STATED GOAL:
Restate the records below word for word.

[Collected data entries]
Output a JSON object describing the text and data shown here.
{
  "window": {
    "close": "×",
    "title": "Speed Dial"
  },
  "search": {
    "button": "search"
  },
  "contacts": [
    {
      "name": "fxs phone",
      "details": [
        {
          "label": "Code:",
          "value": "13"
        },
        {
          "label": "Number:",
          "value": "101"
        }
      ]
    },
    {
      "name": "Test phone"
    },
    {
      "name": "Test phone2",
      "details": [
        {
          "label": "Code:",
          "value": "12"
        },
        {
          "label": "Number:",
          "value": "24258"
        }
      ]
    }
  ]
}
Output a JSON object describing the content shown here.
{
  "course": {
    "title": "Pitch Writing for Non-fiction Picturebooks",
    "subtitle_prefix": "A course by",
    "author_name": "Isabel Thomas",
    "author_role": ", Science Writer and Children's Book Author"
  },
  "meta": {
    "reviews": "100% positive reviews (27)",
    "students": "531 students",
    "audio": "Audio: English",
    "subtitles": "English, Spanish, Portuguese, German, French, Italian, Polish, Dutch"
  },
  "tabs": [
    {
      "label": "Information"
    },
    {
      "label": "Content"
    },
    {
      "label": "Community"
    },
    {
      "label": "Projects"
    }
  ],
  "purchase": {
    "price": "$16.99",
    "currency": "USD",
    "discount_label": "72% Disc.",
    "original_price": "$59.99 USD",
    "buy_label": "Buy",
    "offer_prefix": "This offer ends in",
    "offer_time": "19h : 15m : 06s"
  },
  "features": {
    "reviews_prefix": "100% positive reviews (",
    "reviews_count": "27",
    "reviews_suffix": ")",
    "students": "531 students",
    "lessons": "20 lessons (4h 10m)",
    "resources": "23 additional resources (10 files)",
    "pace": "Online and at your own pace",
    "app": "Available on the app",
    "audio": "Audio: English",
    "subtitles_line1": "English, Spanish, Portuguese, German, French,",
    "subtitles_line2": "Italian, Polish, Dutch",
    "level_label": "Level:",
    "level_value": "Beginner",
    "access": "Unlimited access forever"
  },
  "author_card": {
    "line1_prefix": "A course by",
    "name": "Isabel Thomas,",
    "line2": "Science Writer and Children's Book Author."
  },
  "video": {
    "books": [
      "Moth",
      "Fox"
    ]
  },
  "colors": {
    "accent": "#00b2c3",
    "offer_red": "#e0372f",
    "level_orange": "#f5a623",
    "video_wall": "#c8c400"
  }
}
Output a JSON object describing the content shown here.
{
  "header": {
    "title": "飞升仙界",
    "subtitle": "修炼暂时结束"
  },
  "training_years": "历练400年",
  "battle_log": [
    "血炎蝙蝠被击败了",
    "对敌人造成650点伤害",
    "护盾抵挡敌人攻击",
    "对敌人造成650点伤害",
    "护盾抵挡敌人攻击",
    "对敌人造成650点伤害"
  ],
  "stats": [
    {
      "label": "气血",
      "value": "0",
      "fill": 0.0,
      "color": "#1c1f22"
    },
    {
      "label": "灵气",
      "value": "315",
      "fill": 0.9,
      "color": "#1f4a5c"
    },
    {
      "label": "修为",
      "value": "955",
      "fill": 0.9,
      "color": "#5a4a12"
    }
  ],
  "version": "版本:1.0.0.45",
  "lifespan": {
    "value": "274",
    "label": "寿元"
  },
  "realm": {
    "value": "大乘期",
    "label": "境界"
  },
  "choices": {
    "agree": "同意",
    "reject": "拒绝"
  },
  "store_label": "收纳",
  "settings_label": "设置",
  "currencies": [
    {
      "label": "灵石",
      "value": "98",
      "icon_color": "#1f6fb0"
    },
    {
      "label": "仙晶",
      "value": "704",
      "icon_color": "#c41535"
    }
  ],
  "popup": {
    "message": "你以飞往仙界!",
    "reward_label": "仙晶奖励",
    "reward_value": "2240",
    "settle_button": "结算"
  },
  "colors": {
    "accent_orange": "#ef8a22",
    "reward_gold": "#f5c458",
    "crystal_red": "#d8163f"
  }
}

COMPLETED TASK:
Output a JSON object describing the text and data shown here.
{
  "window": {
    "close": "×",
    "title": "Speed Dial"
  },
  "search": {
    "button": "search"
  },
  "contacts": [
    {
      "name": "fxs phone",
      "details": [
        {
          "label": "Code:",
          "value": "13"
        },
        {
          "label": "Number:",
          "value": "101"
        }
      ]
    },
    {
      "name": "Test phone"
    },
    {
      "name": "Test phone2",
      "details": [
        {
          "label": "Code:",
          "value": "12"
        },
        {
          "label": "Number:",
          "value": "24258"
        }
      ]
    }
  ]
}
Output a JSON object describing the content shown here.
{
  "course": {
    "title": "Pitch Writing for Non-fiction Picturebooks",
    "subtitle_prefix": "A course by",
    "author_name": "Isabel Thomas",
    "author_role": ", Science Writer and Children's Book Author"
  },
  "meta": {
    "reviews": "100% positive reviews (27)",
    "students": "531 students",
    "audio": "Audio: English",
    "subtitles": "English, Spanish, Portuguese, German, French, Italian, Polish, Dutch"
  },
  "tabs": [
    {
      "label": "Information"
    },
    {
      "label": "Content"
    },
    {
      "label": "Community"
    },
    {
      "label": "Projects"
    }
  ],
  "purchase": {
    "price": "$16.99",
    "currency": "USD",
    "discount_label": "72% Disc.",
    "original_price": "$59.99 USD",
    "buy_label": "Buy",
    "offer_prefix": "This offer ends in",
    "offer_time": "19h : 15m : 06s"
  },
  "features": {
    "reviews_prefix": "100% positive reviews (",
    "reviews_count": "27",
    "reviews_suffix": ")",
    "students": "531 students",
    "lessons": "20 lessons (4h 10m)",
    "resources": "23 additional resources (10 files)",
    "pace": "Online and at your own pace",
    "app": "Available on the app",
    "audio": "Audio: English",
    "subtitles_line1": "English, Spanish, Portuguese, German, French,",
    "subtitles_line2": "Italian, Polish, Dutch",
    "level_label": "Level:",
    "level_value": "Beginner",
    "access": "Unlimited access forever"
  },
  "author_card": {
    "line1_prefix": "A course by",
    "name": "Isabel Thomas,",
    "line2": "Science Writer and Children's Book Author."
  },
  "video": {
    "books": [
      "Moth",
      "Fox"
    ]
  },
  "colors": {
    "accent": "#00b2c3",
    "offer_red": "#e0372f",
    "level_orange": "#f5a623",
    "video_wall": "#c8c400"
  }
}
Output a JSON object describing the content shown here.
{
  "header": {
    "title": "飞升仙界",
    "subtitle": "修炼暂时结束"
  },
  "training_years": "历练400年",
  "battle_log": [
    "血炎蝙蝠被击败了",
    "对敌人造成650点伤害",
    "护盾抵挡敌人攻击",
    "对敌人造成650点伤害",
    "护盾抵挡敌人攻击",
    "对敌人造成650点伤害"
  ],
  "stats": [
    {
      "label": "气血",
      "value": "0",
      "fill": 0.0,
      "color": "#1c1f22"
    },
    {
      "label": "灵气",
      "value": "315",
      "fill": 0.9,
      "color": "#1f4a5c"
    },
    {
      "label": "修为",
      "value": "955",
      "fill": 0.9,
      "color": "#5a4a12"
    }
  ],
  "version": "版本:1.0.0.45",
  "lifespan": {
    "value": "274",
    "label": "寿元"
  },
  "realm": {
    "value": "大乘期",
    "label": "境界"
  },
  "choices": {
    "agree": "同意",
    "reject": "拒绝"
  },
  "store_label": "收纳",
  "settings_label": "设置",
  "currencies": [
    {
      "label": "灵石",
      "value": "98",
      "icon_color": "#1f6fb0"
    },
    {
      "label": "仙晶",
      "value": "704",
      "icon_color": "#c41535"
    }
  ],
  "popup": {
    "message": "你以飞往仙界!",
    "reward_label": "仙晶奖励",
    "reward_value": "2240",
    "settle_button": "结算"
  },
  "colors": {
    "accent_orange": "#ef8a22",
    "reward_gold": "#f5c458",
    "crystal_red": "#d8163f"
  }
}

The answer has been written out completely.